- _Request_:
Copy out all of the data exactly as it appears.

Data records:
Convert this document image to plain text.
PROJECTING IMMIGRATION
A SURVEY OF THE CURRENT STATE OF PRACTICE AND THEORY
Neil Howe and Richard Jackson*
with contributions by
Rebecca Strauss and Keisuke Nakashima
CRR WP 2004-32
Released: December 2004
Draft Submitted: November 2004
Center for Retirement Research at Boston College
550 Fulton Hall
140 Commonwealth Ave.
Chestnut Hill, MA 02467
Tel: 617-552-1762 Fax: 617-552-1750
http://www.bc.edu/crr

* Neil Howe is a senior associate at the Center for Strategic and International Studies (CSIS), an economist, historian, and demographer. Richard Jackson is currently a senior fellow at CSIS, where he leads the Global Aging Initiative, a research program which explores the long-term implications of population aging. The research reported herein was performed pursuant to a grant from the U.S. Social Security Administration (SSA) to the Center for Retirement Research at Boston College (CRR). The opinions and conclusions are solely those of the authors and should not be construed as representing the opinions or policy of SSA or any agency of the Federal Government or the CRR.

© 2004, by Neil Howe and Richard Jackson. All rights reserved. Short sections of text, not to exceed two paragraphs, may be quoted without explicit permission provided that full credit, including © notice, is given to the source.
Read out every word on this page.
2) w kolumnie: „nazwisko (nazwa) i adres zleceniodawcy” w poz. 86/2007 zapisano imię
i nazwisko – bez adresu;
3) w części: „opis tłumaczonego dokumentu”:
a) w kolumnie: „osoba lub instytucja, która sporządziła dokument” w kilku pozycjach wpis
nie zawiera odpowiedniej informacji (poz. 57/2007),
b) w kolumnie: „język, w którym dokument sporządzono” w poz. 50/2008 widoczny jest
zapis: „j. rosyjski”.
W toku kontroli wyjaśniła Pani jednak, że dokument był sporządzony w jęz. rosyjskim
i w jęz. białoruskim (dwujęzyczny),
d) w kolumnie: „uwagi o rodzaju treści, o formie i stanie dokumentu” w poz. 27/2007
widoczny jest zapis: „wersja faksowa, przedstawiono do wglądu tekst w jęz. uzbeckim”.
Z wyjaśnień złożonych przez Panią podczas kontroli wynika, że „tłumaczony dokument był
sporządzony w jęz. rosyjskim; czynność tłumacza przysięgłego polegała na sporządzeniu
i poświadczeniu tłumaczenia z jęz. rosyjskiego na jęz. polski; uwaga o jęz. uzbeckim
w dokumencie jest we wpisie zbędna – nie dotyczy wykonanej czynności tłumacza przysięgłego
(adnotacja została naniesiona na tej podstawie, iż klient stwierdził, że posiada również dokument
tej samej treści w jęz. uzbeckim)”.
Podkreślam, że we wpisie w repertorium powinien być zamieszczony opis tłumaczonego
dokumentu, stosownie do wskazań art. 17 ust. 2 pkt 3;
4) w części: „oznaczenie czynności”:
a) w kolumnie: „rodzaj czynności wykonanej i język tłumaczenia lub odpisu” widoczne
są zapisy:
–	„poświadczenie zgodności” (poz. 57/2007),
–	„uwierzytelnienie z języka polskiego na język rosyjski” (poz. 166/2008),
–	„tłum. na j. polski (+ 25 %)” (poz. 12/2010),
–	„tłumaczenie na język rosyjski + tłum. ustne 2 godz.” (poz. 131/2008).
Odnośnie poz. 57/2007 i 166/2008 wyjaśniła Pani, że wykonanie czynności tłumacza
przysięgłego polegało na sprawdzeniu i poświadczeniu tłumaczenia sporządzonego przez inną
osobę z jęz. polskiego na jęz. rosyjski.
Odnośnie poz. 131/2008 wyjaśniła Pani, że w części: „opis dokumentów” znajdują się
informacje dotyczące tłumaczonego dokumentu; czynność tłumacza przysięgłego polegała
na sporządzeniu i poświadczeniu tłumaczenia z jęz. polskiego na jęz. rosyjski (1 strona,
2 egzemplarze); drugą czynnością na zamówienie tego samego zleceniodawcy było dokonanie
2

- _Result for this exercise_:
Convert this document image to plain text.
PROJECTING IMMIGRATION
A SURVEY OF THE CURRENT STATE OF PRACTICE AND THEORY
Neil Howe and Richard Jackson*
with contributions by
Rebecca Strauss and Keisuke Nakashima
CRR WP 2004-32
Released: December 2004
Draft Submitted: November 2004
Center for Retirement Research at Boston College
550 Fulton Hall
140 Commonwealth Ave.
Chestnut Hill, MA 02467
Tel: 617-552-1762 Fax: 617-552-1750
http://www.bc.edu/crr

* Neil Howe is a senior associate at the Center for Strategic and International Studies (CSIS), an economist, historian, and demographer. Richard Jackson is currently a senior fellow at CSIS, where he leads the Global Aging Initiative, a research program which explores the long-term implications of population aging. The research reported herein was performed pursuant to a grant from the U.S. Social Security Administration (SSA) to the Center for Retirement Research at Boston College (CRR). The opinions and conclusions are solely those of the authors and should not be construed as representing the opinions or policy of SSA or any agency of the Federal Government or the CRR.

© 2004, by Neil Howe and Richard Jackson. All rights reserved. Short sections of text, not to exceed two paragraphs, may be quoted without explicit permission provided that full credit, including © notice, is given to the source.
Read out every word on this page.
2) w kolumnie: „nazwisko (nazwa) i adres zleceniodawcy” w poz. 86/2007 zapisano imię
i nazwisko – bez adresu;
3) w części: „opis tłumaczonego dokumentu”:
a) w kolumnie: „osoba lub instytucja, która sporządziła dokument” w kilku pozycjach wpis
nie zawiera odpowiedniej informacji (poz. 57/2007),
b) w kolumnie: „język, w którym dokument sporządzono” w poz. 50/2008 widoczny jest
zapis: „j. rosyjski”.
W toku kontroli wyjaśniła Pani jednak, że dokument był sporządzony w jęz. rosyjskim
i w jęz. białoruskim (dwujęzyczny),
d) w kolumnie: „uwagi o rodzaju treści, o formie i stanie dokumentu” w poz. 27/2007
widoczny jest zapis: „wersja faksowa, przedstawiono do wglądu tekst w jęz. uzbeckim”.
Z wyjaśnień złożonych przez Panią podczas kontroli wynika, że „tłumaczony dokument był
sporządzony w jęz. rosyjskim; czynność tłumacza przysięgłego polegała na sporządzeniu
i poświadczeniu tłumaczenia z jęz. rosyjskiego na jęz. polski; uwaga o jęz. uzbeckim
w dokumencie jest we wpisie zbędna – nie dotyczy wykonanej czynności tłumacza przysięgłego
(adnotacja została naniesiona na tej podstawie, iż klient stwierdził, że posiada również dokument
tej samej treści w jęz. uzbeckim)”.
Podkreślam, że we wpisie w repertorium powinien być zamieszczony opis tłumaczonego
dokumentu, stosownie do wskazań art. 17 ust. 2 pkt 3;
4) w części: „oznaczenie czynności”:
a) w kolumnie: „rodzaj czynności wykonanej i język tłumaczenia lub odpisu” widoczne
są zapisy:
–	„poświadczenie zgodności” (poz. 57/2007),
–	„uwierzytelnienie z języka polskiego na język rosyjski” (poz. 166/2008),
–	„tłum. na j. polski (+ 25 %)” (poz. 12/2010),
–	„tłumaczenie na język rosyjski + tłum. ustne 2 godz.” (poz. 131/2008).
Odnośnie poz. 57/2007 i 166/2008 wyjaśniła Pani, że wykonanie czynności tłumacza
przysięgłego polegało na sprawdzeniu i poświadczeniu tłumaczenia sporządzonego przez inną
osobę z jęz. polskiego na jęz. rosyjski.
Odnośnie poz. 131/2008 wyjaśniła Pani, że w części: „opis dokumentów” znajdują się
informacje dotyczące tłumaczonego dokumentu; czynność tłumacza przysięgłego polegała
na sporządzeniu i poświadczeniu tłumaczenia z jęz. polskiego na jęz. rosyjski (1 strona,
2 egzemplarze); drugą czynnością na zamówienie tego samego zleceniodawcy było dokonanie
2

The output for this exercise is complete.